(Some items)
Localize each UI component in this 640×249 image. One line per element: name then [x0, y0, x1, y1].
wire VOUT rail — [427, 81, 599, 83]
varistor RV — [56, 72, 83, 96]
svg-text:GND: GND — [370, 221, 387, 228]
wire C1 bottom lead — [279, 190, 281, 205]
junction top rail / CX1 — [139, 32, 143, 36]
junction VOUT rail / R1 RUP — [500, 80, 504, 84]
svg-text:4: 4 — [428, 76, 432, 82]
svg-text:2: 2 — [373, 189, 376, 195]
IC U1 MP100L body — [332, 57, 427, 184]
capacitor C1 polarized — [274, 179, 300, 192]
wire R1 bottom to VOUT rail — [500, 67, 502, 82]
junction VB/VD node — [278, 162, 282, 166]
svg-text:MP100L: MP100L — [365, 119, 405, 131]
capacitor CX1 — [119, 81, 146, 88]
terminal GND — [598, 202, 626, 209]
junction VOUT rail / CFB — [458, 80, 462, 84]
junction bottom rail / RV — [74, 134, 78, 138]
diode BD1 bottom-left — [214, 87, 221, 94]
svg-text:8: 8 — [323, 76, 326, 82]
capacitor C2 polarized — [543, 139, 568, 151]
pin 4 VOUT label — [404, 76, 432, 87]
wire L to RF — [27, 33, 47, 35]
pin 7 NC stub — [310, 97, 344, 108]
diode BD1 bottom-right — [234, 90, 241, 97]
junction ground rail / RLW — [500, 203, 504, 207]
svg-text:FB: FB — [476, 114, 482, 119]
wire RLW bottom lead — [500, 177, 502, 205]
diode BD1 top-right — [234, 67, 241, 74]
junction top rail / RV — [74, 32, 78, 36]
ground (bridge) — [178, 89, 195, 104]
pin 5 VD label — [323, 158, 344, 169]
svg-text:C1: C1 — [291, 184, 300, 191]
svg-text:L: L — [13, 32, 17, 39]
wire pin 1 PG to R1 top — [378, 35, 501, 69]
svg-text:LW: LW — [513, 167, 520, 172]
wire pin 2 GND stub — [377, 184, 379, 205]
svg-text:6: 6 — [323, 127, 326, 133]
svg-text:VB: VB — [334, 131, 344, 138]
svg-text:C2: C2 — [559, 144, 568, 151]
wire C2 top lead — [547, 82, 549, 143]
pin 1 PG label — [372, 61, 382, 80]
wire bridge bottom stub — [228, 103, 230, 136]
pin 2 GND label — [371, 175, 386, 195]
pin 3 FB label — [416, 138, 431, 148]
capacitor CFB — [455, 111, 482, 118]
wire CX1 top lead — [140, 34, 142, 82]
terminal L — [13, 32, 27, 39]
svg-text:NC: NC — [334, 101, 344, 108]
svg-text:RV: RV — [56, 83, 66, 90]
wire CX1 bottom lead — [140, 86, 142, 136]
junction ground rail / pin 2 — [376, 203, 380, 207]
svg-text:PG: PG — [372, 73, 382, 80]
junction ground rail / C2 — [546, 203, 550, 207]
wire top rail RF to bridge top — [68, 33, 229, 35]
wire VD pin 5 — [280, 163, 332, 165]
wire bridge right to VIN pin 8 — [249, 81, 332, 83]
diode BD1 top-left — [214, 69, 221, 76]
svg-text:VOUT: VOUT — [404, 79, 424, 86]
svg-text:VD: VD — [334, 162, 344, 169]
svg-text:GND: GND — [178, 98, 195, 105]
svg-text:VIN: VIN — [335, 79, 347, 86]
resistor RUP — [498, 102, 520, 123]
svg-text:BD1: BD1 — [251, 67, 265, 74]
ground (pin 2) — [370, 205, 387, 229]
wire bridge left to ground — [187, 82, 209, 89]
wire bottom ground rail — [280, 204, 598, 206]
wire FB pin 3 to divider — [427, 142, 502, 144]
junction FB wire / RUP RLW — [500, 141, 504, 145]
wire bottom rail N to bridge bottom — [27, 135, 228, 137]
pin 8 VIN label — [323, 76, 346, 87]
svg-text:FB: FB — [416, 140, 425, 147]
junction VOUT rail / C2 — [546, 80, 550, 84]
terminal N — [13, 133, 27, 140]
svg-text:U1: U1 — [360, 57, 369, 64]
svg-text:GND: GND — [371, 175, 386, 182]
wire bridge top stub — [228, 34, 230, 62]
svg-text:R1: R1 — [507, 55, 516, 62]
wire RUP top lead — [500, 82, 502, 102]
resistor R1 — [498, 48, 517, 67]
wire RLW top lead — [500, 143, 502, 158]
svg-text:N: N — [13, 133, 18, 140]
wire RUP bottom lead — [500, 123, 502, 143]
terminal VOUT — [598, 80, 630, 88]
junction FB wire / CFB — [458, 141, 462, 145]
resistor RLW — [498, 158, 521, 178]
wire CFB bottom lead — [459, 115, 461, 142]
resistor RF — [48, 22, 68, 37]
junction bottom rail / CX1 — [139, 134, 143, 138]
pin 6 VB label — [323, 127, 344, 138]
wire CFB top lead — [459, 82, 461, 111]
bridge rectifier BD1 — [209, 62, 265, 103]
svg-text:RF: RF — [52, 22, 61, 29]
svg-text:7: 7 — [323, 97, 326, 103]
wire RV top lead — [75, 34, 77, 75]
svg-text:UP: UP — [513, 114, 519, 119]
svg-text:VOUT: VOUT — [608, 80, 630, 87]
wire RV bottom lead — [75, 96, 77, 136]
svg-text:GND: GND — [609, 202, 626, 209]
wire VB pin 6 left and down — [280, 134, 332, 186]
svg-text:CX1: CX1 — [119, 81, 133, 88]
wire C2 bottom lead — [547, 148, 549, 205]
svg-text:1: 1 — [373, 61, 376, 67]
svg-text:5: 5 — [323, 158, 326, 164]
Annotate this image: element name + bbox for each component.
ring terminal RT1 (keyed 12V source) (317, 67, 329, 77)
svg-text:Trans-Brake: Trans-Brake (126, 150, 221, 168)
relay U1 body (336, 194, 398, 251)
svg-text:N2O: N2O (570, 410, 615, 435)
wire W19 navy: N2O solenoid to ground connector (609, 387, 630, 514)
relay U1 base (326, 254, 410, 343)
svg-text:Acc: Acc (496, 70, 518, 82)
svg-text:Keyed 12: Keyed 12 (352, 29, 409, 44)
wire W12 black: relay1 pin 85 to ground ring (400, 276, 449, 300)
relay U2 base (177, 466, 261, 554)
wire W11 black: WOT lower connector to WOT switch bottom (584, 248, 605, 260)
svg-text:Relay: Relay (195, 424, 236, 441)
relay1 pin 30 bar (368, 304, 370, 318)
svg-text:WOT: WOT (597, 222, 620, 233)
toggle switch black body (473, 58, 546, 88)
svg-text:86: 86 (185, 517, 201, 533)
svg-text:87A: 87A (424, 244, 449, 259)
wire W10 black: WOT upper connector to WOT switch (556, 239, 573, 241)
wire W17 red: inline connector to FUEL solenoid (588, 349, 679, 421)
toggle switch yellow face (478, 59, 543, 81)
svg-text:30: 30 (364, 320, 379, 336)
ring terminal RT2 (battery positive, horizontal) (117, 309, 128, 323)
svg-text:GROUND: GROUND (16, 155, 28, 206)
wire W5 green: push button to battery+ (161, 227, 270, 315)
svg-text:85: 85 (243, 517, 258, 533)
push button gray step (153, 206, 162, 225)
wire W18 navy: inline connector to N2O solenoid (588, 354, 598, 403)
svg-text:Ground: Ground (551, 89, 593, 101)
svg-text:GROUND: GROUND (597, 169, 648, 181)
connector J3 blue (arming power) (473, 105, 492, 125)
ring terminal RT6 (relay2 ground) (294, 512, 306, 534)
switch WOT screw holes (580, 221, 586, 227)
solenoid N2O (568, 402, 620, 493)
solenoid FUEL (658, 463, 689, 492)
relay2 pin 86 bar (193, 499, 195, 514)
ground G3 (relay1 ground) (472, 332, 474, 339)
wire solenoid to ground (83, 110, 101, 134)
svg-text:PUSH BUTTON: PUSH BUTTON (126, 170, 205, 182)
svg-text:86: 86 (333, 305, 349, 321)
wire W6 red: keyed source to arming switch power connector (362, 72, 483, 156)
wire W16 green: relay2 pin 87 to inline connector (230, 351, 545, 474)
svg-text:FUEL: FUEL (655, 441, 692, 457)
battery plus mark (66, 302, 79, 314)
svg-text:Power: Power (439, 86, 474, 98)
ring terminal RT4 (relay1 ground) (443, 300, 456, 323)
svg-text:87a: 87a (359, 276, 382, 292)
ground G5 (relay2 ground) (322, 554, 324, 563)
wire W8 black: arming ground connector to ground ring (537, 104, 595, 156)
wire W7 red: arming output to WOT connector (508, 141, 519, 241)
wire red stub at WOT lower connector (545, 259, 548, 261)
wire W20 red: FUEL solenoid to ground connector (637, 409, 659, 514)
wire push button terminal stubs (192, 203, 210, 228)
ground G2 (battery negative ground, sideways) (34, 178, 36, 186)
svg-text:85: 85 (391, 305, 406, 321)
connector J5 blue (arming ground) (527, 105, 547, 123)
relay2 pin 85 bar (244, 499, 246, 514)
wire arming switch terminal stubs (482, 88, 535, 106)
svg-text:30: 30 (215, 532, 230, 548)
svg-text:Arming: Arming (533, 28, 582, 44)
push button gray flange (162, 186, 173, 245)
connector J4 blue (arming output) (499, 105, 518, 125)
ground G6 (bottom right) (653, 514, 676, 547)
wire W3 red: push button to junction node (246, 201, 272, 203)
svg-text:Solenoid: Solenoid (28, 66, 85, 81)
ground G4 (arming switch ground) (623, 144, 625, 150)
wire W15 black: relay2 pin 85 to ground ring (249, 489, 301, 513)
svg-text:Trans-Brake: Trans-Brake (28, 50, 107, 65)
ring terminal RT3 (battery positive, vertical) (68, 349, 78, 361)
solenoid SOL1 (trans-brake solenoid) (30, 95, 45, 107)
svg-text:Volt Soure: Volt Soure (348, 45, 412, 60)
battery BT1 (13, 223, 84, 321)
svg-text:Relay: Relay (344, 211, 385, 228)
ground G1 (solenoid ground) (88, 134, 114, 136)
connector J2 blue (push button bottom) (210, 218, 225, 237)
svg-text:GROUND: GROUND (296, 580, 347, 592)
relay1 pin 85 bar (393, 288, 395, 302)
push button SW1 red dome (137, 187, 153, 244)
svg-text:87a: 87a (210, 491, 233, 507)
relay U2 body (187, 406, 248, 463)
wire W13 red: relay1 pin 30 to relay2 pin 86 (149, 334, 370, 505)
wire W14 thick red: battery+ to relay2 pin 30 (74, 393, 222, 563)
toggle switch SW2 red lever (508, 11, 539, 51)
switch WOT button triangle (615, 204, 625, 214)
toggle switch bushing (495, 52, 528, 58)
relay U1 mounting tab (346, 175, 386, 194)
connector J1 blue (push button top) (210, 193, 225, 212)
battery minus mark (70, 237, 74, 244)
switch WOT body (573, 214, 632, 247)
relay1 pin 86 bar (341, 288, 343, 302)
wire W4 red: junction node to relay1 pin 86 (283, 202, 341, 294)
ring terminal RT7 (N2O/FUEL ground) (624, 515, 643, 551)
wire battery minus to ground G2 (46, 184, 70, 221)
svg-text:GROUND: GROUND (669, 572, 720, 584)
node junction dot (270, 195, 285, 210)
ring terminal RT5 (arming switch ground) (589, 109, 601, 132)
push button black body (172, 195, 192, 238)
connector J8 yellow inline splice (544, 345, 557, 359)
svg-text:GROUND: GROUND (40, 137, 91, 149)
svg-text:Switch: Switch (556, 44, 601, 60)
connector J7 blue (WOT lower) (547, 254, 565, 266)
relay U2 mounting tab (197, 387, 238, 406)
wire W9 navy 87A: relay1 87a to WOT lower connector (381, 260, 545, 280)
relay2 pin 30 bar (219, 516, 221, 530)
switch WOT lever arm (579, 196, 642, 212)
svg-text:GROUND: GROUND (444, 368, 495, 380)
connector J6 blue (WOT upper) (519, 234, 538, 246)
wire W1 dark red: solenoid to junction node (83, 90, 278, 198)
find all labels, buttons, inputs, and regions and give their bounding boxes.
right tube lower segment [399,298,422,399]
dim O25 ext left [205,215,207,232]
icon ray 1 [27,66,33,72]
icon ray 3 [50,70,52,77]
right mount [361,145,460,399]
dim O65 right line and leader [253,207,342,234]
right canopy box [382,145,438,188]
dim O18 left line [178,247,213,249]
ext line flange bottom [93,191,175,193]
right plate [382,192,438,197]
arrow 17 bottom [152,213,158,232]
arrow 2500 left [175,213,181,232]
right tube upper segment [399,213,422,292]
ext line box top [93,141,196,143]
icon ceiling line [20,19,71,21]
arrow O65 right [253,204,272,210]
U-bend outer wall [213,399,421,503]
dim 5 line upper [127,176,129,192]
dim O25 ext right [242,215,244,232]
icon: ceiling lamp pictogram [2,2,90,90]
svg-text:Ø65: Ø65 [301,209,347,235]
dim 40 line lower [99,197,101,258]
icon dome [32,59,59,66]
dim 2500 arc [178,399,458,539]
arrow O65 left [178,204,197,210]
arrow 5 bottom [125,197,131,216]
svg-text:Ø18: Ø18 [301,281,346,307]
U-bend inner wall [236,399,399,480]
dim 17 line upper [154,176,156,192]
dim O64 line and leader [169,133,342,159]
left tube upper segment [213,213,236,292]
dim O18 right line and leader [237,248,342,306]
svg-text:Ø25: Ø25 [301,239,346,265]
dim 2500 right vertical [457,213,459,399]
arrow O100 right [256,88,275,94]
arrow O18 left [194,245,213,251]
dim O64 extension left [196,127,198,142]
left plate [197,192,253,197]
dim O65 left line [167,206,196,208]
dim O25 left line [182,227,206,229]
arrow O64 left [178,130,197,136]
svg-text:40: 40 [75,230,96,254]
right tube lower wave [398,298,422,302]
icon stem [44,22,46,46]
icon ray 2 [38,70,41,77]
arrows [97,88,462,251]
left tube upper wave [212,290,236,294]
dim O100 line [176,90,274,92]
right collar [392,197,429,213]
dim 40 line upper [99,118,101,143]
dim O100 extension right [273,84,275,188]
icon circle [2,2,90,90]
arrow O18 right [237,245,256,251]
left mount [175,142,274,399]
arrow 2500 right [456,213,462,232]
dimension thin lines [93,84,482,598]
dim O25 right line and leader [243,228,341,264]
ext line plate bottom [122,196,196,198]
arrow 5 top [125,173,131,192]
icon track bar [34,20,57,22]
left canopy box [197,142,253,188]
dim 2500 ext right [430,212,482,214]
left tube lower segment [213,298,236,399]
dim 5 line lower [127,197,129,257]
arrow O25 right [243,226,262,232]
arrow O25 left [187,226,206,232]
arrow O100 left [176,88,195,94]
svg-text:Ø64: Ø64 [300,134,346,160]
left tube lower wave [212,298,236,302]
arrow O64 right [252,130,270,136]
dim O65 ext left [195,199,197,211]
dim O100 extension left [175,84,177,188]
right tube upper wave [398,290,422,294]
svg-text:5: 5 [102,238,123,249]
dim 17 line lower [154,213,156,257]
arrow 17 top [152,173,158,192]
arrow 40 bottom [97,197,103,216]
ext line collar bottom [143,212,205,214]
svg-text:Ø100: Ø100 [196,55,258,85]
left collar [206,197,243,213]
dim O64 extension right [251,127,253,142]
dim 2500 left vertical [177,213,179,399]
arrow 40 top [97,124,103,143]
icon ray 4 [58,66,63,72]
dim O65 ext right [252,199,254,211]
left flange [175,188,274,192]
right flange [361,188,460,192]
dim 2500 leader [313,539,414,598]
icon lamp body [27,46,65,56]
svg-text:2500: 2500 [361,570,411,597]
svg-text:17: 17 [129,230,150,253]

■ Work to complete: Reproduce the items verbatim, beginning with the first line of the items and ending after the line that contains "pin 4 VOUT label — [404, 76, 432, 87]".

■ Solution to the problem:
Localize each UI component in this 640×249 image. One line per element: name then [x0, y0, x1, y1].
wire VOUT rail — [427, 81, 599, 83]
varistor RV — [56, 72, 83, 96]
svg-text:GND: GND — [370, 221, 387, 228]
wire C1 bottom lead — [279, 190, 281, 205]
junction top rail / CX1 — [139, 32, 143, 36]
junction VOUT rail / R1 RUP — [500, 80, 504, 84]
svg-text:4: 4 — [428, 76, 432, 82]
svg-text:2: 2 — [373, 189, 376, 195]
IC U1 MP100L body — [332, 57, 427, 184]
capacitor C1 polarized — [274, 179, 300, 192]
wire R1 bottom to VOUT rail — [500, 67, 502, 82]
junction VB/VD node — [278, 162, 282, 166]
svg-text:MP100L: MP100L — [365, 119, 405, 131]
capacitor CX1 — [119, 81, 146, 88]
terminal GND — [598, 202, 626, 209]
junction VOUT rail / CFB — [458, 80, 462, 84]
junction bottom rail / RV — [74, 134, 78, 138]
diode BD1 bottom-left — [214, 87, 221, 94]
svg-text:8: 8 — [323, 76, 326, 82]
capacitor C2 polarized — [543, 139, 568, 151]
pin 4 VOUT label — [404, 76, 432, 87]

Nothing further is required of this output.